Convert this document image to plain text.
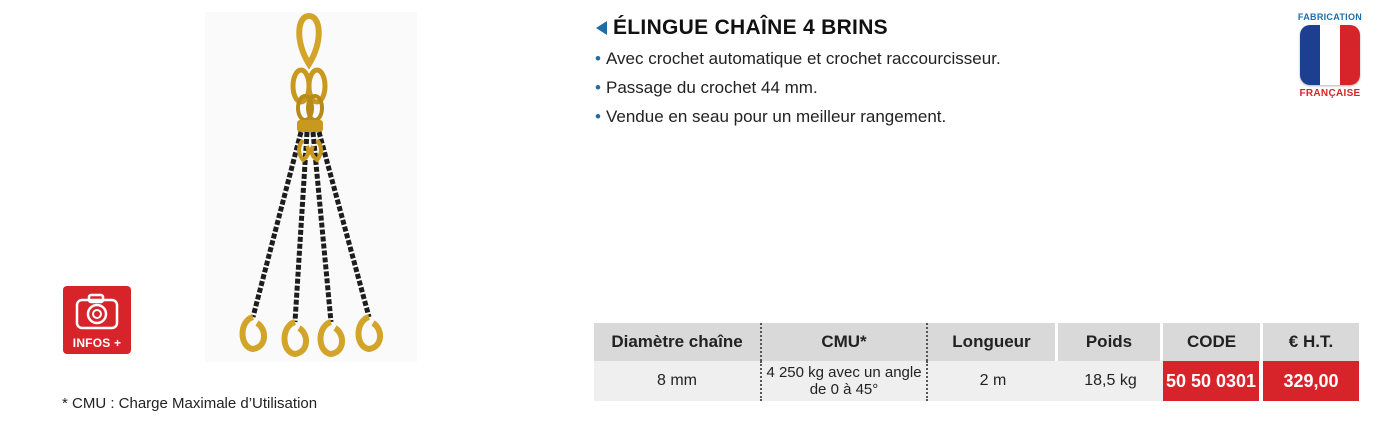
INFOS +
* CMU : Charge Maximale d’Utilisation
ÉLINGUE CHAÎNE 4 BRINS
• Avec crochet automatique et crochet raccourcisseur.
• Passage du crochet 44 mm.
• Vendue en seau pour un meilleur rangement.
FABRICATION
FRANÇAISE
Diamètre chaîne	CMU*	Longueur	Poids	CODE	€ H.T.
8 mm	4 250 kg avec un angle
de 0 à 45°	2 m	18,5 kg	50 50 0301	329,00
-.-.-
PROBLEM STATEMENT:
From the data above, write out everything exactly except the pictures.

ANSWER TO THIS EXERCISE:
Convert this document image to plain text.
INFOS +
* CMU : Charge Maximale d’Utilisation
ÉLINGUE CHAÎNE 4 BRINS
• Avec crochet automatique et crochet raccourcisseur.
• Passage du crochet 44 mm.
• Vendue en seau pour un meilleur rangement.
FABRICATION
FRANÇAISE
Diamètre chaîne	CMU*	Longueur	Poids	CODE	€ H.T.
8 mm	4 250 kg avec un angle
de 0 à 45°	2 m	18,5 kg	50 50 0301	329,00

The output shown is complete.